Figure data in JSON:
______________________________
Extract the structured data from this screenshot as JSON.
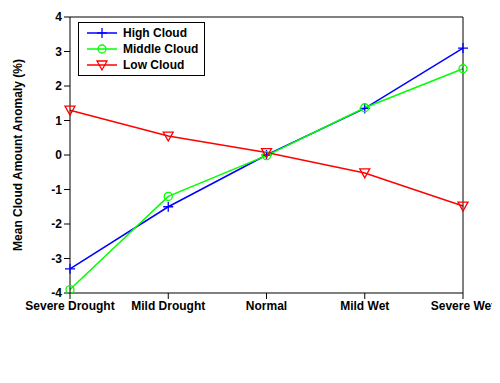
{
  "chart_data": {
    "type": "line",
    "categories": [
      "Severe Drought",
      "Mild Drought",
      "Normal",
      "Mild Wet",
      "Severe Wet"
    ],
    "ylabel": "Mean Cloud Amount Anomaly (%)",
    "ylim": [
      -4,
      4
    ],
    "yticks": [
      -4,
      -3,
      -2,
      -1,
      0,
      1,
      2,
      3,
      4
    ],
    "grid": false,
    "legend": "upper left",
    "series": [
      {
        "name": "High Cloud",
        "color": "#0000ff",
        "marker": "plus",
        "values": [
          -3.3,
          -1.5,
          0,
          1.35,
          3.1
        ]
      },
      {
        "name": "Middle Cloud",
        "color": "#00ff00",
        "marker": "circle",
        "values": [
          -3.9,
          -1.2,
          -0.02,
          1.37,
          2.5
        ]
      },
      {
        "name": "Low Cloud",
        "color": "#ff0000",
        "marker": "triangle-down",
        "values": [
          1.3,
          0.55,
          0.07,
          -0.52,
          -1.48
        ]
      }
    ]
  }
}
______________________________
What to work on:
All records should be output exactly, with the pictures left out.

Response:
Extract the structured data from this screenshot as JSON.
{
  "chart_data": {
    "type": "line",
    "categories": [
      "Severe Drought",
      "Mild Drought",
      "Normal",
      "Mild Wet",
      "Severe Wet"
    ],
    "ylabel": "Mean Cloud Amount Anomaly (%)",
    "ylim": [
      -4,
      4
    ],
    "yticks": [
      -4,
      -3,
      -2,
      -1,
      0,
      1,
      2,
      3,
      4
    ],
    "grid": false,
    "legend": "upper left",
    "series": [
      {
        "name": "High Cloud",
        "color": "#0000ff",
        "marker": "plus",
        "values": [
          -3.3,
          -1.5,
          0,
          1.35,
          3.1
        ]
      },
      {
        "name": "Middle Cloud",
        "color": "#00ff00",
        "marker": "circle",
        "values": [
          -3.9,
          -1.2,
          -0.02,
          1.37,
          2.5
        ]
      },
      {
        "name": "Low Cloud",
        "color": "#ff0000",
        "marker": "triangle-down",
        "values": [
          1.3,
          0.55,
          0.07,
          -0.52,
          -1.48
        ]
      }
    ]
  }
}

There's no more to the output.